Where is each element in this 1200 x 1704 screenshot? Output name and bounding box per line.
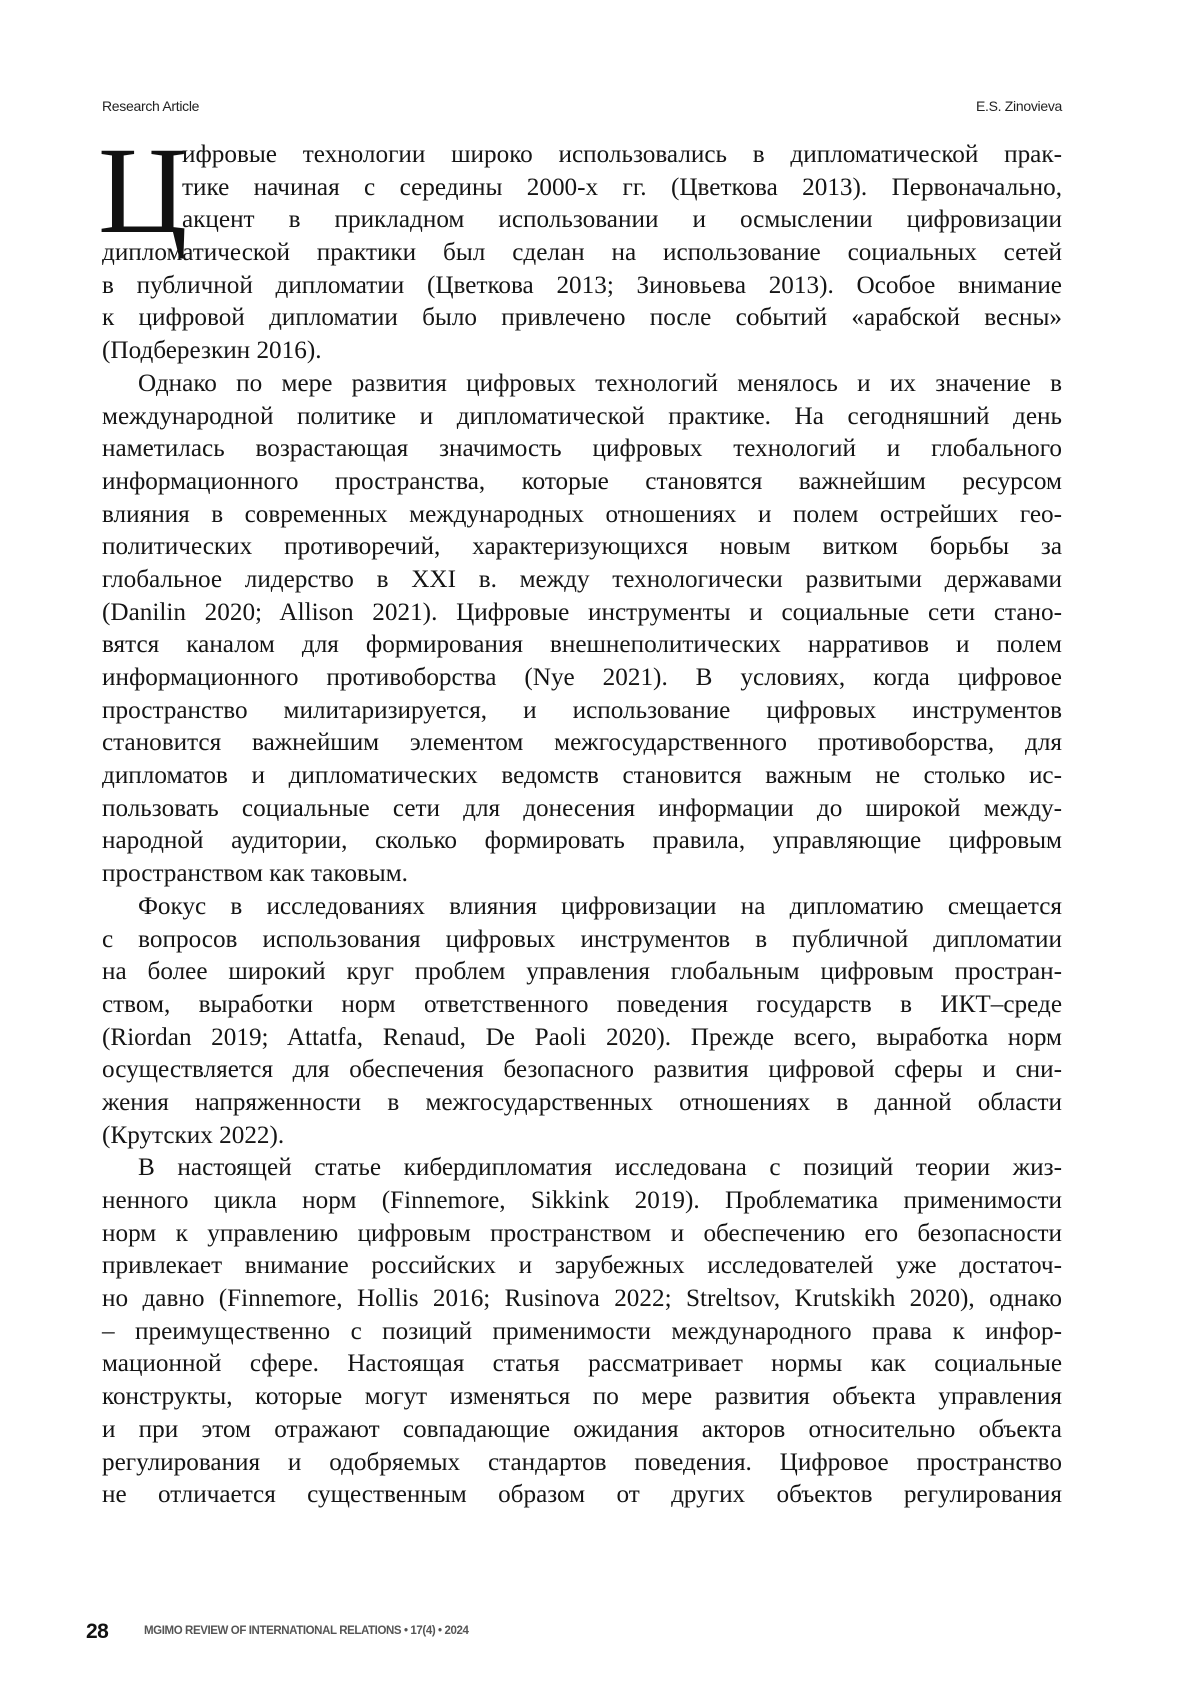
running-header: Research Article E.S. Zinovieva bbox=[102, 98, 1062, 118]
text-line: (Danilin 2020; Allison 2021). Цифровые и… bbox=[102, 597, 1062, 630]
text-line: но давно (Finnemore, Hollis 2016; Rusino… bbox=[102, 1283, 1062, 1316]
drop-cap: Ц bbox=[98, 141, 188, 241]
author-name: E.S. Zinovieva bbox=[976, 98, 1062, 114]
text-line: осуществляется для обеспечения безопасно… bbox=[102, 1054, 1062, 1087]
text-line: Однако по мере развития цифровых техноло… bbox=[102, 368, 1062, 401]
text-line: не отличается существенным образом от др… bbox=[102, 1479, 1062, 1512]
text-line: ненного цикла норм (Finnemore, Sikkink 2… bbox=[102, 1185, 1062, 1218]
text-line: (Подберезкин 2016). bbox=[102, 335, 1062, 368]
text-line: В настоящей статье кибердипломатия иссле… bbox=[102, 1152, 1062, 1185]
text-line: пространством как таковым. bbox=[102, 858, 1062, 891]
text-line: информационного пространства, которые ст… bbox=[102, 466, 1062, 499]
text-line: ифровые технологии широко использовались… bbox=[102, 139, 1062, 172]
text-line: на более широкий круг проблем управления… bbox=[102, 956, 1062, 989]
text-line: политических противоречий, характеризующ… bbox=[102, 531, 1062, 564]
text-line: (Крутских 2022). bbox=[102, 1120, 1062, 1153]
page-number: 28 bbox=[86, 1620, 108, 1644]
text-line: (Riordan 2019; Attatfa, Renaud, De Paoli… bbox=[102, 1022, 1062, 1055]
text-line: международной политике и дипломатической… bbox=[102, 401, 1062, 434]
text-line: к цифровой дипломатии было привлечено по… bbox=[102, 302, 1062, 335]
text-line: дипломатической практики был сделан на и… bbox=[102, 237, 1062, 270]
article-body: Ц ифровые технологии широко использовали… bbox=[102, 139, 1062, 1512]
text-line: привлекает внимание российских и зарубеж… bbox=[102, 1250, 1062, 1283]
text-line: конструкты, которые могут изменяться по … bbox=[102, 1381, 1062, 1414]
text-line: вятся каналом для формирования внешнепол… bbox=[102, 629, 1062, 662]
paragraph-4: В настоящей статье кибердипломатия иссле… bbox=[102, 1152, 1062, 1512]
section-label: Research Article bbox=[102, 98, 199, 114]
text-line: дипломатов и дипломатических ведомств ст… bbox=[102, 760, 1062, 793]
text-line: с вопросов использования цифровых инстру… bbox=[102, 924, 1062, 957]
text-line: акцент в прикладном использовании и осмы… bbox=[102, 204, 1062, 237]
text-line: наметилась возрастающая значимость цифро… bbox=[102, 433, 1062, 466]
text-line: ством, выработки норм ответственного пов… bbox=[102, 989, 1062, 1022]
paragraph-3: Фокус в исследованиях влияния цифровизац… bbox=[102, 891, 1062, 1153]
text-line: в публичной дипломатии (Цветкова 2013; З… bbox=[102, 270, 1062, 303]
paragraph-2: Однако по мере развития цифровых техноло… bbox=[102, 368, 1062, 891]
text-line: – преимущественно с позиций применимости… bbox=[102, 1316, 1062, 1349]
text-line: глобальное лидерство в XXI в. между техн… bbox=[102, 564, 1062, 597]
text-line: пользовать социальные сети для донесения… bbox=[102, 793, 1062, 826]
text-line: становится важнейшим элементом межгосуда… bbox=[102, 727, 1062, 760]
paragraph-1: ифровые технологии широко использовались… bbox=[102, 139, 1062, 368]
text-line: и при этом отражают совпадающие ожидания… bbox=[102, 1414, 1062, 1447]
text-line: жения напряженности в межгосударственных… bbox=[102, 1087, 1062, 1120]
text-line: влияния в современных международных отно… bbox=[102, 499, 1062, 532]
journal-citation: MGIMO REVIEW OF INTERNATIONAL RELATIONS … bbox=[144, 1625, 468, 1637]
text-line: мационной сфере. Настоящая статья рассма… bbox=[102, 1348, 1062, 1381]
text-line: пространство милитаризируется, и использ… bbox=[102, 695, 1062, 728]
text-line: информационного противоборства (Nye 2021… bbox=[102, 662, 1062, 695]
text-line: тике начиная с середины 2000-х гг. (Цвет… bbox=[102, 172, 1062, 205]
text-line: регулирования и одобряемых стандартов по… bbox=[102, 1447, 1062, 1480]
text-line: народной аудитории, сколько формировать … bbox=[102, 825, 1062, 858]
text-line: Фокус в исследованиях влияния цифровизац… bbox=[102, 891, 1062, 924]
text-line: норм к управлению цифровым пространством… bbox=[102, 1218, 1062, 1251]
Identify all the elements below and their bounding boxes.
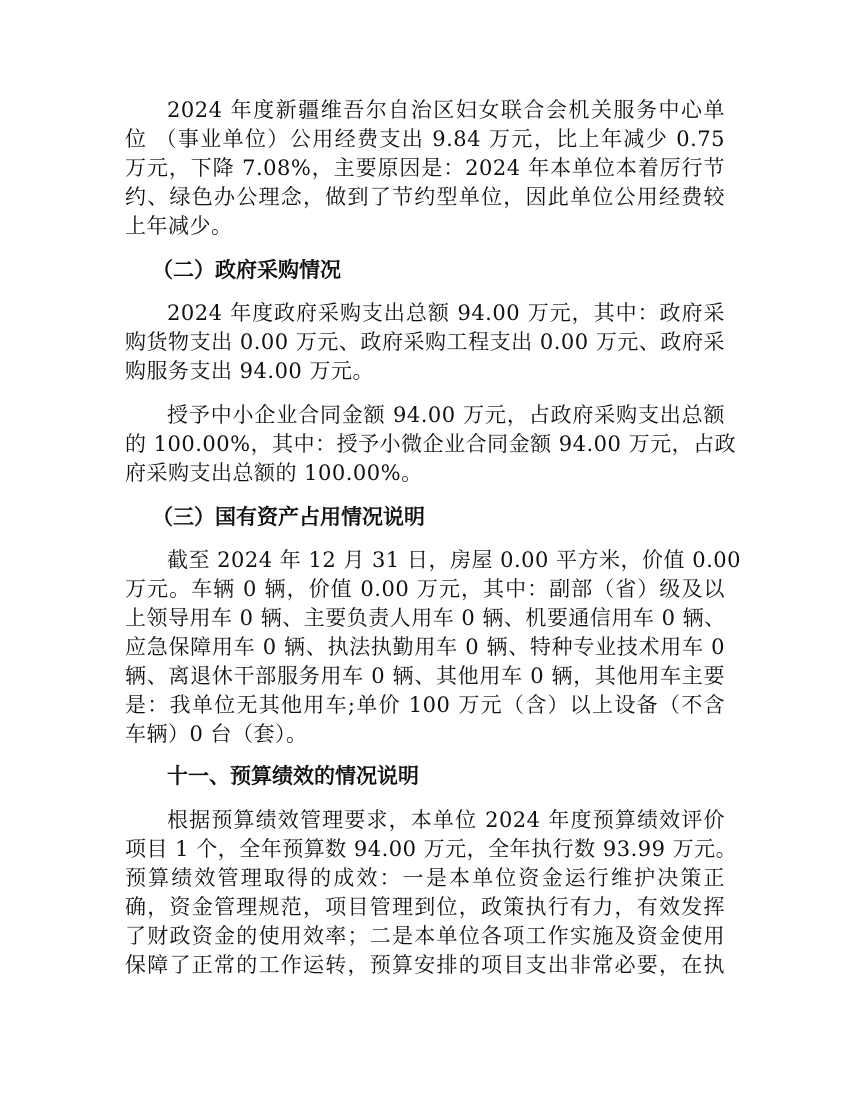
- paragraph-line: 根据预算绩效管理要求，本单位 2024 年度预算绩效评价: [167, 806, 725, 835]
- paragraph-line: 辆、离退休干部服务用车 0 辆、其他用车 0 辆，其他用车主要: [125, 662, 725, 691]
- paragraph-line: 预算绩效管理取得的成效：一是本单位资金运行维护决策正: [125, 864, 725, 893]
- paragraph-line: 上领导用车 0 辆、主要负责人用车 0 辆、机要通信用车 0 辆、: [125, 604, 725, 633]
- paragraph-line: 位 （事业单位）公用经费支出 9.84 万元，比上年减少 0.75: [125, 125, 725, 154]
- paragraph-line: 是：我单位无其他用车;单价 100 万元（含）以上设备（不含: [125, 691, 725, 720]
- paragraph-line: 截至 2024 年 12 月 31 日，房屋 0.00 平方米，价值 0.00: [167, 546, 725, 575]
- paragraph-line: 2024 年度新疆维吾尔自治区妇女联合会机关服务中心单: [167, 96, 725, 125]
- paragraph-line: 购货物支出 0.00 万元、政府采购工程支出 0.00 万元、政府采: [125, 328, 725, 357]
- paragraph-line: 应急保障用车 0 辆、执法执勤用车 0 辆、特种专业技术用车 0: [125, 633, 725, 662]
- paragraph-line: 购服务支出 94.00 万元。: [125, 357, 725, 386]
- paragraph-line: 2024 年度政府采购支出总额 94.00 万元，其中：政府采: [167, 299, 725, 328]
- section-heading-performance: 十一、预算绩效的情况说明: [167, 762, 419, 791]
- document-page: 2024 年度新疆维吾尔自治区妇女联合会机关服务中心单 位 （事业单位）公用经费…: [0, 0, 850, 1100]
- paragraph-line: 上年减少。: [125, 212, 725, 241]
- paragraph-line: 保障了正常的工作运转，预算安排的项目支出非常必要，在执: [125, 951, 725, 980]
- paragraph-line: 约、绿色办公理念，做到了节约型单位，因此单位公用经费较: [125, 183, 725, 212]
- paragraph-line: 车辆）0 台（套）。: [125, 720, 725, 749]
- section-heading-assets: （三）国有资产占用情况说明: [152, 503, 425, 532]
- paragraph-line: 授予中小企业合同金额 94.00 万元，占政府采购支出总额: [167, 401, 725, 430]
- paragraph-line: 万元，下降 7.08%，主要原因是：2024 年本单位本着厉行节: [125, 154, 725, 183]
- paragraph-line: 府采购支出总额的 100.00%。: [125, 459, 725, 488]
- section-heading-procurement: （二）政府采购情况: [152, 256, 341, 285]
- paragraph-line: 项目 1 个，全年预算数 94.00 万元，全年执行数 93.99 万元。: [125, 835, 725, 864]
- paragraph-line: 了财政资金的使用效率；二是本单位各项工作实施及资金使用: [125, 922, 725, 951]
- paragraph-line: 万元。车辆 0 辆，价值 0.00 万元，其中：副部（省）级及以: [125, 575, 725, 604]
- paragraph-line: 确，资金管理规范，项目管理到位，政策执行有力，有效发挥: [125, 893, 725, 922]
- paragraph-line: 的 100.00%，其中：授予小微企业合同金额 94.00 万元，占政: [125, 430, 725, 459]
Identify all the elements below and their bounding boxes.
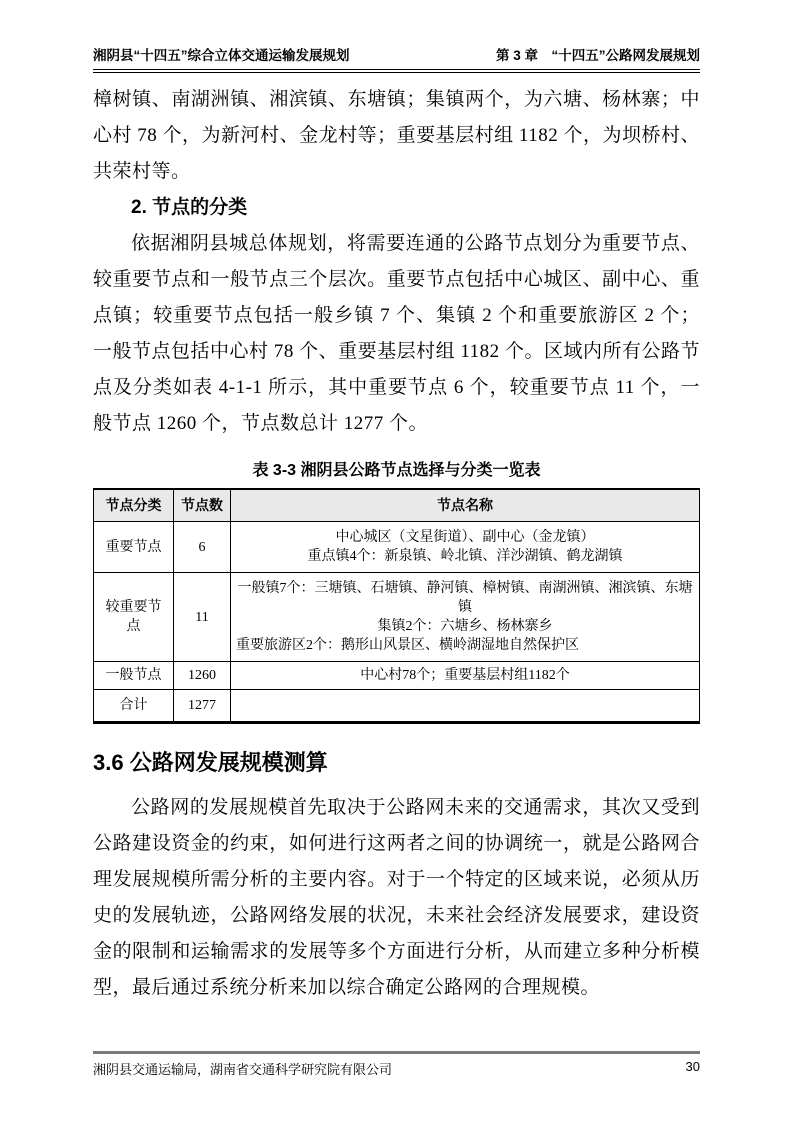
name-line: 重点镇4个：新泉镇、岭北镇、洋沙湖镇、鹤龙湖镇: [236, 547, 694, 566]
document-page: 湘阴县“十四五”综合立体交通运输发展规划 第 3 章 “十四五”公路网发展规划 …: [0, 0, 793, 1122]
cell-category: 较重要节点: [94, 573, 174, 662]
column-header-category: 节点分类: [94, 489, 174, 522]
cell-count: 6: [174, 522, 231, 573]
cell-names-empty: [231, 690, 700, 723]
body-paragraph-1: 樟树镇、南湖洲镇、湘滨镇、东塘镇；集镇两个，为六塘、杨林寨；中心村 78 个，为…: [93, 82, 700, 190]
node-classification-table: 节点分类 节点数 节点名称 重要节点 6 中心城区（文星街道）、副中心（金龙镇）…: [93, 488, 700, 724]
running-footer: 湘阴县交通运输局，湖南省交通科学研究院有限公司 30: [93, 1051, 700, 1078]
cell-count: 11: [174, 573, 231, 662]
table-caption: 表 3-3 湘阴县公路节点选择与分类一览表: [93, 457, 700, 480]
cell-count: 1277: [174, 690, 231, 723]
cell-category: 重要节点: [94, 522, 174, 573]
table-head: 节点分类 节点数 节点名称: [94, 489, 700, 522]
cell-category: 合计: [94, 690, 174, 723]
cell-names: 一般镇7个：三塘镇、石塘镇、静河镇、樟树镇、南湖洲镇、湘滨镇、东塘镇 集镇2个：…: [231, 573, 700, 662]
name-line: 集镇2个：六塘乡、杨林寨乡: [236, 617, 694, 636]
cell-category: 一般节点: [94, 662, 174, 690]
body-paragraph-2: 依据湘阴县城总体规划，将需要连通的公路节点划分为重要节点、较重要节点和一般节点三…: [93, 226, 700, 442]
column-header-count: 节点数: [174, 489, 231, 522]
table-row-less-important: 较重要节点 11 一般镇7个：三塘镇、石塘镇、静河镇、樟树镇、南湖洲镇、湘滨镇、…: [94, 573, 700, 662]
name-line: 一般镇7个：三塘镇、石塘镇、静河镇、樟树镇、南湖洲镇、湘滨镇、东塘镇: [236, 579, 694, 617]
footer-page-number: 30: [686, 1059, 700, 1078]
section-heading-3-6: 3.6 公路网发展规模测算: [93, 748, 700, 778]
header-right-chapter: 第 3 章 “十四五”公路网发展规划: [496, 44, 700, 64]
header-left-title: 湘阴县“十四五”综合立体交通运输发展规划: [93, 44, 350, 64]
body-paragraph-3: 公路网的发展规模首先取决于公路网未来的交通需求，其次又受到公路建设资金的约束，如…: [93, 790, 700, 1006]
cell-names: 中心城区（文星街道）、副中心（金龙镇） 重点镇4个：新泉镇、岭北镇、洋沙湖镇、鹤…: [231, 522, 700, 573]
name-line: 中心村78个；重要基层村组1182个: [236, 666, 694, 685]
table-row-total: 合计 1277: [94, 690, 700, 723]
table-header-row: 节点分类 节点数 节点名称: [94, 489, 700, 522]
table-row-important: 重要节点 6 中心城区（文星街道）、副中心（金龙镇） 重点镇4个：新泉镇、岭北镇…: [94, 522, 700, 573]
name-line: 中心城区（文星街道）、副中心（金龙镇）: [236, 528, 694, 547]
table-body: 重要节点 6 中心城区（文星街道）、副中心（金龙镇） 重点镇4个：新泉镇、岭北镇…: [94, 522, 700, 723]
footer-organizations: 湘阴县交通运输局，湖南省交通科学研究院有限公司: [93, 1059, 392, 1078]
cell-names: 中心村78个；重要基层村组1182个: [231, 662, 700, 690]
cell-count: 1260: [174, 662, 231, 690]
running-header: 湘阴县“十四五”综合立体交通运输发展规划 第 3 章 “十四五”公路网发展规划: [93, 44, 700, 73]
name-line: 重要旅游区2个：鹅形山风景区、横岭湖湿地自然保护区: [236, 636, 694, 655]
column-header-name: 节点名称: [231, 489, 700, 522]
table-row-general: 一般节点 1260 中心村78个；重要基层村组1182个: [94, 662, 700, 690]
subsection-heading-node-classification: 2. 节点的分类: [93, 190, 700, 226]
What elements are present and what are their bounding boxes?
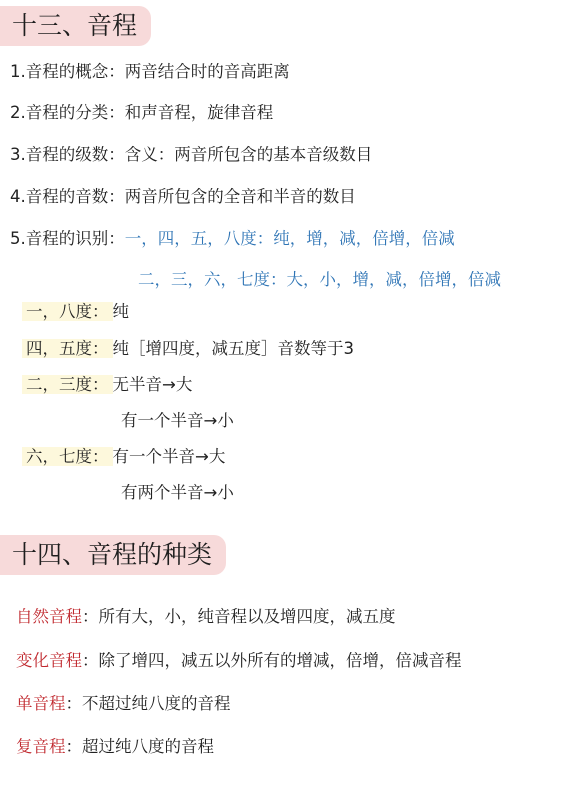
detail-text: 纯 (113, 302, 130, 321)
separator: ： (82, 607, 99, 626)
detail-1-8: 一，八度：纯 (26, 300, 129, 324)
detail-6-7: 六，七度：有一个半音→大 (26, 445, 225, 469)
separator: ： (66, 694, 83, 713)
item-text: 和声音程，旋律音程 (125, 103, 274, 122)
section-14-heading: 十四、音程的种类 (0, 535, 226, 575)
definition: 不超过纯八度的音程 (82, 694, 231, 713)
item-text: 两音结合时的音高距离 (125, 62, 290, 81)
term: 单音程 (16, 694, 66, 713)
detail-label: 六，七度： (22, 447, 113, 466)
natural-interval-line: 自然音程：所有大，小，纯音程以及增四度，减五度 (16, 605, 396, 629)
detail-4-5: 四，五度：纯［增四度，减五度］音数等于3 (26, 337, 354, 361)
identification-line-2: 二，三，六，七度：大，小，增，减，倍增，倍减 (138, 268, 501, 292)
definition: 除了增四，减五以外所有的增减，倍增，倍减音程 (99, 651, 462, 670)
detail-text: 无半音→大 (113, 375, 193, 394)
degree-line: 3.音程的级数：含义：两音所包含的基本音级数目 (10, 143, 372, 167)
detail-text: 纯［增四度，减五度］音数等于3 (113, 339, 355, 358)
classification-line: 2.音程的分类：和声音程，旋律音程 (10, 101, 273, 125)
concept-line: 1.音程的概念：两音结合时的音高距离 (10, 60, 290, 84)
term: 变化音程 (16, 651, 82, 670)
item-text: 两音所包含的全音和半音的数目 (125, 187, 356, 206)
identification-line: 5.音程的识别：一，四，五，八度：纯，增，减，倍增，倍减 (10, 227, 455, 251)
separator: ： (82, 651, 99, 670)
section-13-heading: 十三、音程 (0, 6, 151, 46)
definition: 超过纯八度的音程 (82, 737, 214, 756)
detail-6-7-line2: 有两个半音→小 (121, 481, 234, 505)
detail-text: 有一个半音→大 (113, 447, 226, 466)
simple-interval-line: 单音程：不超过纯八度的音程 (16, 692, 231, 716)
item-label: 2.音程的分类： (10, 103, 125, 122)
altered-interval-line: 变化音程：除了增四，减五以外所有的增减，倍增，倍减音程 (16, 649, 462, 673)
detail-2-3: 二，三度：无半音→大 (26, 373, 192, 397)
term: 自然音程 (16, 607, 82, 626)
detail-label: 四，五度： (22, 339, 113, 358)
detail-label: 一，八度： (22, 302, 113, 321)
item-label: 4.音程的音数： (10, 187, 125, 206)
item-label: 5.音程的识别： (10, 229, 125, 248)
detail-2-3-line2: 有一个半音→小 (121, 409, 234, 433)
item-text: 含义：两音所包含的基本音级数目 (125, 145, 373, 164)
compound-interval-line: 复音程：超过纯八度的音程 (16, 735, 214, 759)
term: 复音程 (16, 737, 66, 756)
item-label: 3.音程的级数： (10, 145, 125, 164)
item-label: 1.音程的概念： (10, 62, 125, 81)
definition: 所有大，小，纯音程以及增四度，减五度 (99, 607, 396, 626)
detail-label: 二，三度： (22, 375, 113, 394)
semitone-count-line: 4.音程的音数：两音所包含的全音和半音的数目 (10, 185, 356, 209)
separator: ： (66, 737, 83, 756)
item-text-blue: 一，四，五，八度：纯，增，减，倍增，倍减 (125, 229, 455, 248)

**Task prompt**. Copy the material from the line with "name-line: 重点镇4个：新泉镇、岭北镇、洋沙湖镇、鹤龙湖镇: [236, 547, 694, 566]" to the line with "cell-names-empty: [231, 690, 700, 723]", both included, exactly as they appear.

**Answer to the task**.
name-line: 重点镇4个：新泉镇、岭北镇、洋沙湖镇、鹤龙湖镇: [236, 547, 694, 566]
document-page: 湘阴县“十四五”综合立体交通运输发展规划 第 3 章 “十四五”公路网发展规划 …: [0, 0, 793, 1122]
cell-category: 较重要节点: [94, 573, 174, 662]
column-header-category: 节点分类: [94, 489, 174, 522]
cell-count: 6: [174, 522, 231, 573]
cell-names-empty: [231, 690, 700, 723]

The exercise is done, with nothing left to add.